> Direction
Which lines hold the word "title"? Copy each of them.

** Start of Dataset records **

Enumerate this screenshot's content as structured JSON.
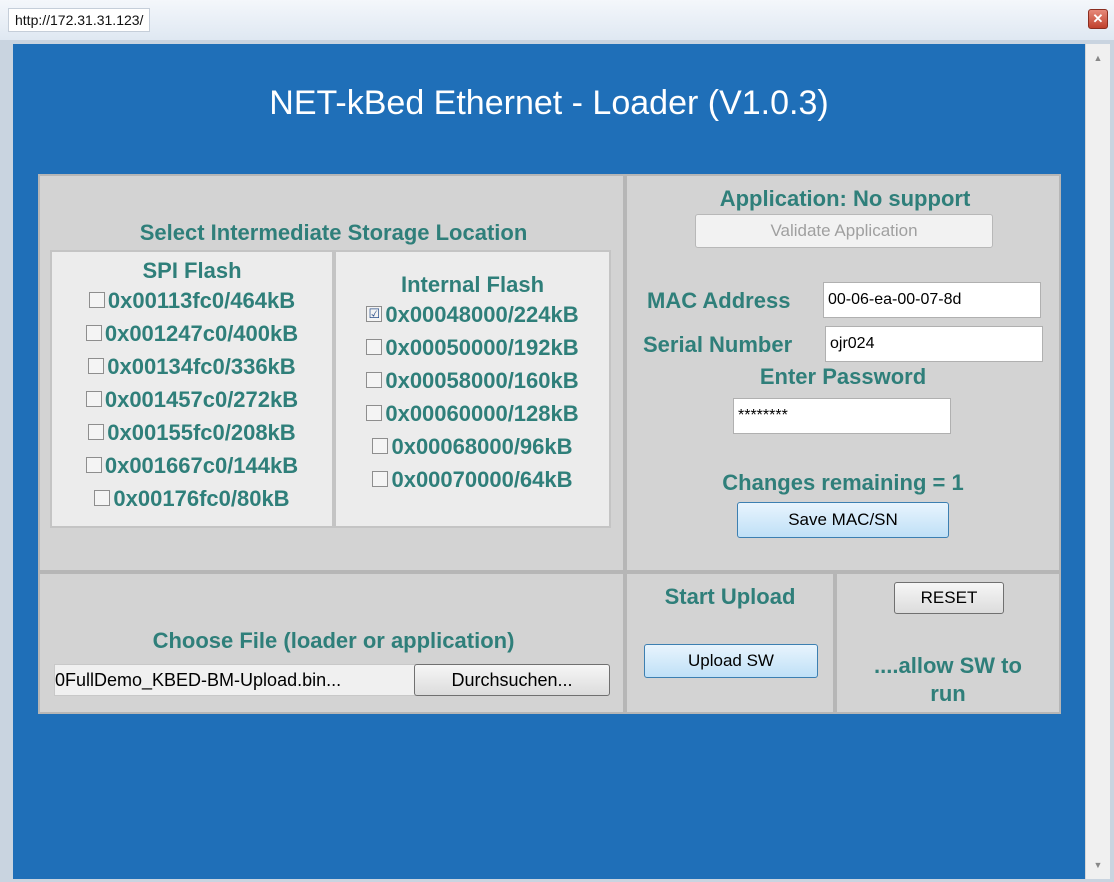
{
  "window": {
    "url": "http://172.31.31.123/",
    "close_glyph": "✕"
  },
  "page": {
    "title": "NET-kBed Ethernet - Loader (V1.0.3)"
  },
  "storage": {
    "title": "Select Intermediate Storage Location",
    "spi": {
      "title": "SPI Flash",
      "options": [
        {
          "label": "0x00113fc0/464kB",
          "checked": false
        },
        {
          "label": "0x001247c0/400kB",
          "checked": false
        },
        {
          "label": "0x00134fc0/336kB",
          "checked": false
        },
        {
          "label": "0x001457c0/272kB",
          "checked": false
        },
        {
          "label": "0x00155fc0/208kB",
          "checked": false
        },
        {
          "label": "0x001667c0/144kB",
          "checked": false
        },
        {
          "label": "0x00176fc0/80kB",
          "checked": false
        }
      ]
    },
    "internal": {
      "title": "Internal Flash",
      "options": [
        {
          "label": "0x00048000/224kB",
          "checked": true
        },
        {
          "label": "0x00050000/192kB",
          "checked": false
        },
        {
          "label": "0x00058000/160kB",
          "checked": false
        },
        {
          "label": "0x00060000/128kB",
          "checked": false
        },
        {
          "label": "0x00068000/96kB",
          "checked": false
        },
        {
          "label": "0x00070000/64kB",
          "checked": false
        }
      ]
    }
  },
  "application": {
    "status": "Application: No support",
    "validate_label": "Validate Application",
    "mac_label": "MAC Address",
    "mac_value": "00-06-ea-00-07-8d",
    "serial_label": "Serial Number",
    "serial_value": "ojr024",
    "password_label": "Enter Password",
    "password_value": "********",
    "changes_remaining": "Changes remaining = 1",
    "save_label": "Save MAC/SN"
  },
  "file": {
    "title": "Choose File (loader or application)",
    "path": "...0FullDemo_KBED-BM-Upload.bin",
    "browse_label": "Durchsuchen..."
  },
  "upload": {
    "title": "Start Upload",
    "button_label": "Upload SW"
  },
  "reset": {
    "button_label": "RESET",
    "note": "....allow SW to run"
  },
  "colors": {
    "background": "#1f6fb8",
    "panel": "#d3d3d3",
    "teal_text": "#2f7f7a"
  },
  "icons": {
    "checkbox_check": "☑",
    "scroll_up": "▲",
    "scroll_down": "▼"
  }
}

** End of Dataset records **

> Exercise answer
    "title": "NET-kBed Ethernet - Loader (V1.0.3)"
    "title": "Select Intermediate Storage Location",
      "title": "SPI Flash",
      "title": "Internal Flash",
    "title": "Choose File (loader or application)",
    "title": "Start Upload",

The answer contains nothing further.